_WORK TO DO_
Count every line that has the word "then". Give the number, without anything more.

_ROWS_
┄┄┄┄┄┄

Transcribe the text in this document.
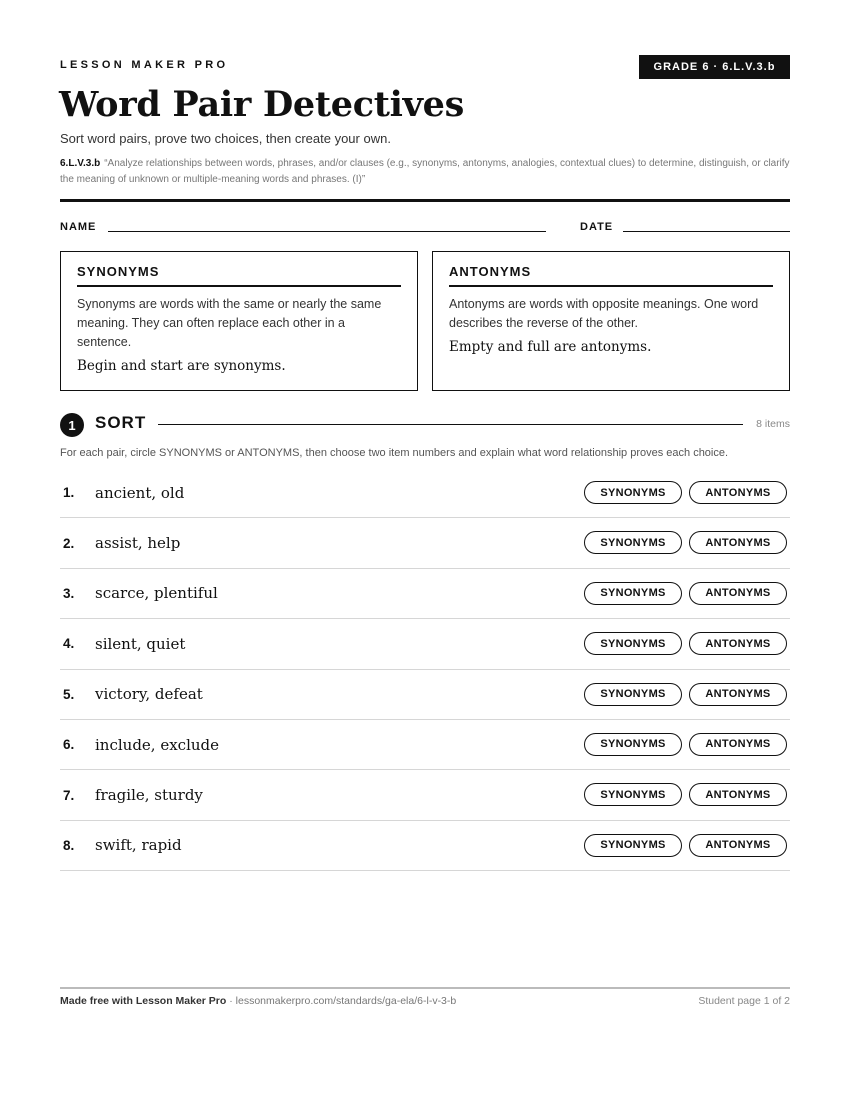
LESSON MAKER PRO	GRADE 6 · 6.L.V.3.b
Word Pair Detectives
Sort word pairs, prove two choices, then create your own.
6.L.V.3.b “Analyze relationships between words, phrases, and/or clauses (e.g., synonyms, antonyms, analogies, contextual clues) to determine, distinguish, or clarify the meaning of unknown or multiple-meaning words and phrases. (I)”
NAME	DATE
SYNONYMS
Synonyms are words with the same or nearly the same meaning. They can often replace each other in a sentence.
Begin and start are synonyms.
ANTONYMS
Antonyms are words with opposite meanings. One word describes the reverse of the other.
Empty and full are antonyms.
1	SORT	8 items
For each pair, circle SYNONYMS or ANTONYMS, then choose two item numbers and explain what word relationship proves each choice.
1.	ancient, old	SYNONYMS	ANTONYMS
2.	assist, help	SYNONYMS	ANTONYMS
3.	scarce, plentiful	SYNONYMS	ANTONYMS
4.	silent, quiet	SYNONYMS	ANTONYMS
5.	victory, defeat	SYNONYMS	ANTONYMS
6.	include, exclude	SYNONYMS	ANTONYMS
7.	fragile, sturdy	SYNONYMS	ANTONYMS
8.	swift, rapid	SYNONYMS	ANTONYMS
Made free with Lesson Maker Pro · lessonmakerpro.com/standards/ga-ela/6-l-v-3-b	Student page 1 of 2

┄┄┄┄┄┄

_ANSWER TO THE EXERCISE_
2